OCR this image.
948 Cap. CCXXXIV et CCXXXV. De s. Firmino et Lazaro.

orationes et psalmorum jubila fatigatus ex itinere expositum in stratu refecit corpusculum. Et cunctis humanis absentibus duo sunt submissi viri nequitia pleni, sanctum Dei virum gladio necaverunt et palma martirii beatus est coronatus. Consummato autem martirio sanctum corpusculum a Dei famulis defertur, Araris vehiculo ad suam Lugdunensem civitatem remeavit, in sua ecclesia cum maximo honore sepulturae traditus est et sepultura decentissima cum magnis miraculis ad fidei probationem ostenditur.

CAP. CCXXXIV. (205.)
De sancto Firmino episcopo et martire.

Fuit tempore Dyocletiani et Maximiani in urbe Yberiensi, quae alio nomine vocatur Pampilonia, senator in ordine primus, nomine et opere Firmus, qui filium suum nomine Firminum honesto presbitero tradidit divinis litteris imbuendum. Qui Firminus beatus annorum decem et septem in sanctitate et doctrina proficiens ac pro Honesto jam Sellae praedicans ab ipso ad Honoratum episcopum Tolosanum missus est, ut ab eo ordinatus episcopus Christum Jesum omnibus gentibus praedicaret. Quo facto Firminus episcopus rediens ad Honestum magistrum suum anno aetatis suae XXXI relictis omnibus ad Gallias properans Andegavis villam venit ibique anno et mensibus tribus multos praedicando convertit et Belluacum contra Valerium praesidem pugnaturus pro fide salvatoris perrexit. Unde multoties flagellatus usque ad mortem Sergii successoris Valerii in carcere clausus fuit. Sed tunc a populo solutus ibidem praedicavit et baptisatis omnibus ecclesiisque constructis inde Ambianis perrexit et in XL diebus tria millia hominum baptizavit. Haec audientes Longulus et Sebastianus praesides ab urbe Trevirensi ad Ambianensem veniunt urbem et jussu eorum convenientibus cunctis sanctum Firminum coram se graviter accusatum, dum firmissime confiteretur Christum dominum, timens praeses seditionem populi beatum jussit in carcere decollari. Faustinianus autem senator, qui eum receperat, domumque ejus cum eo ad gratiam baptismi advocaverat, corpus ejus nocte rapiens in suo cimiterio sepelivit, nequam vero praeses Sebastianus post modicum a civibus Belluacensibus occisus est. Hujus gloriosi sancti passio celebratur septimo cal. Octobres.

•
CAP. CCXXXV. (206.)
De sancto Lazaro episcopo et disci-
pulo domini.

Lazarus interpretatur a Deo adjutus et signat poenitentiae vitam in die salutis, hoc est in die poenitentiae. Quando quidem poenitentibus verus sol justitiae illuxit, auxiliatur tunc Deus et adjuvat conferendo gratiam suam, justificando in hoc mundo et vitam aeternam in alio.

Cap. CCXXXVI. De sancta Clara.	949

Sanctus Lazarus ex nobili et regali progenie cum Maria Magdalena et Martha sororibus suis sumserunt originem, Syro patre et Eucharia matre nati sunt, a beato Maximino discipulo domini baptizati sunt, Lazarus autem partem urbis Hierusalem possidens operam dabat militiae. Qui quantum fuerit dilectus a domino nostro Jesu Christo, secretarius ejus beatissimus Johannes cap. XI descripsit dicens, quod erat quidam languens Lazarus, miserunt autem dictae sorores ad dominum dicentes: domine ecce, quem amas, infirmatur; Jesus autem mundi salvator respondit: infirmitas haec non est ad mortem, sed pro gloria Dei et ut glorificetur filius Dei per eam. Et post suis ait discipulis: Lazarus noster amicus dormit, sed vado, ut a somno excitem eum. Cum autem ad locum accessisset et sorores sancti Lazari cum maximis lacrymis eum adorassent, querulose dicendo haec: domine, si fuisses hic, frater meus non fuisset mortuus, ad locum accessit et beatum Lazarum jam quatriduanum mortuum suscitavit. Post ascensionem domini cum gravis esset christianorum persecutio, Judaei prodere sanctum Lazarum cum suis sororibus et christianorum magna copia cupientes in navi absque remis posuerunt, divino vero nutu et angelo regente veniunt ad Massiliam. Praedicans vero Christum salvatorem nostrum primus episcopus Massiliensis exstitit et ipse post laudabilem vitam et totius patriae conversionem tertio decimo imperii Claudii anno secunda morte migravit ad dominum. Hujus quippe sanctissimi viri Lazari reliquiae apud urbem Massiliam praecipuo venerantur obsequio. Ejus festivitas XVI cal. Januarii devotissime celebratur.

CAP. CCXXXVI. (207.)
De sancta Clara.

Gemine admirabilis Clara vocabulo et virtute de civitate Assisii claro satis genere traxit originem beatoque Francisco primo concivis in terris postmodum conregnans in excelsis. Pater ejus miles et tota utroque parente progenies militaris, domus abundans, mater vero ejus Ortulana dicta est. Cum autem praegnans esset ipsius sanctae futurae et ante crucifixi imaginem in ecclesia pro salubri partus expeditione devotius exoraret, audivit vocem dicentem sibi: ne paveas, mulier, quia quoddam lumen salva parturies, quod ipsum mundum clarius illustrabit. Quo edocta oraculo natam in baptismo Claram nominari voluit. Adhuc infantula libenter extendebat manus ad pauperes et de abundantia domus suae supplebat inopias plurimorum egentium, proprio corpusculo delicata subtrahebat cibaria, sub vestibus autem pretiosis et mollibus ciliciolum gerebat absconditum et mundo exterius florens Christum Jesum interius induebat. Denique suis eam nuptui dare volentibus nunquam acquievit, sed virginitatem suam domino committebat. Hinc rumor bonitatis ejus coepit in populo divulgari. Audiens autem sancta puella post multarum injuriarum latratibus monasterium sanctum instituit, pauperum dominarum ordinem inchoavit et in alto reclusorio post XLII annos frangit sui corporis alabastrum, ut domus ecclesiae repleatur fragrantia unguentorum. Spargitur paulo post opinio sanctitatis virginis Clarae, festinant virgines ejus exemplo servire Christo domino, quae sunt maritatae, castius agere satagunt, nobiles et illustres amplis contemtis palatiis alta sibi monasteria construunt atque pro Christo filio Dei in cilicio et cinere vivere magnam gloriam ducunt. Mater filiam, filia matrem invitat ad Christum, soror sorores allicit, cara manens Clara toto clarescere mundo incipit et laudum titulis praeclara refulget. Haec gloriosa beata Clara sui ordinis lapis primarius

|---|

**PROBLEM STATEMENT**
Wherever a line in the data above holds "Firmino", copy that line.

**RESULT FOR THIS EXERCISE**
948 Cap. CCXXXIV et CCXXXV. De s. Firmino et Lazaro.
De sancto Firmino episcopo et martire.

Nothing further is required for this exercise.